» CHALLENGE:
Write out the full set of records exactly. Any pictures in them do not belong in the copy.

» SUPPLIED MATERIAL:

......

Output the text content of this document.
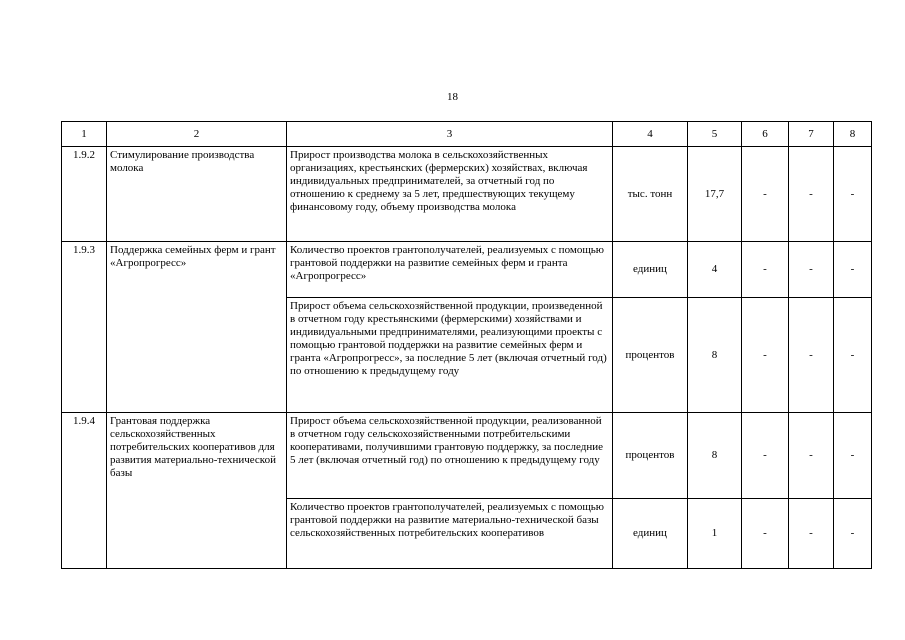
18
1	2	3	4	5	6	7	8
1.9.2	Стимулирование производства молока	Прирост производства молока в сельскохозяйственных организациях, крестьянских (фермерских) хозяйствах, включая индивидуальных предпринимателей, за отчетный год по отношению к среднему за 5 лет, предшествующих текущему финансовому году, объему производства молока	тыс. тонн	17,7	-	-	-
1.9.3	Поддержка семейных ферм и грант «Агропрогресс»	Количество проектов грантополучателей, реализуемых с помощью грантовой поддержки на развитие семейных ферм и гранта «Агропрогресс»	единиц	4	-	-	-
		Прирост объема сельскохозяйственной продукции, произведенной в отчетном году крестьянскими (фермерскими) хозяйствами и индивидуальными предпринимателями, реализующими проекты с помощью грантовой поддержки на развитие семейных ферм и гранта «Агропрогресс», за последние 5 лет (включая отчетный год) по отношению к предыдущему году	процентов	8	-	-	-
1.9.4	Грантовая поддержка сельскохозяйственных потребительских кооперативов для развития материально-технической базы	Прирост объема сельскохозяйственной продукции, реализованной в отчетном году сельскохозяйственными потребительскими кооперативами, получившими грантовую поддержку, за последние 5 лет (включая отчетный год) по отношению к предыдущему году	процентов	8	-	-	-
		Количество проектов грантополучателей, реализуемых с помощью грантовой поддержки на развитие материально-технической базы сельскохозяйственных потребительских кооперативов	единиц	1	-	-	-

......

» EXERCISE SOLUTION:
Output the text content of this document.
18
1	2	3	4	5	6	7	8
1.9.2	Стимулирование производства молока	Прирост производства молока в сельскохозяйственных организациях, крестьянских (фермерских) хозяйствах, включая индивидуальных предпринимателей, за отчетный год по отношению к среднему за 5 лет, предшествующих текущему финансовому году, объему производства молока	тыс. тонн	17,7	-	-	-
1.9.3	Поддержка семейных ферм и грант «Агропрогресс»	Количество проектов грантополучателей, реализуемых с помощью грантовой поддержки на развитие семейных ферм и гранта «Агропрогресс»	единиц	4	-	-	-
		Прирост объема сельскохозяйственной продукции, произведенной в отчетном году крестьянскими (фермерскими) хозяйствами и индивидуальными предпринимателями, реализующими проекты с помощью грантовой поддержки на развитие семейных ферм и гранта «Агропрогресс», за последние 5 лет (включая отчетный год) по отношению к предыдущему году	процентов	8	-	-	-
1.9.4	Грантовая поддержка сельскохозяйственных потребительских кооперативов для развития материально-технической базы	Прирост объема сельскохозяйственной продукции, реализованной в отчетном году сельскохозяйственными потребительскими кооперативами, получившими грантовую поддержку, за последние 5 лет (включая отчетный год) по отношению к предыдущему году	процентов	8	-	-	-
		Количество проектов грантополучателей, реализуемых с помощью грантовой поддержки на развитие материально-технической базы сельскохозяйственных потребительских кооперативов	единиц	1	-	-	-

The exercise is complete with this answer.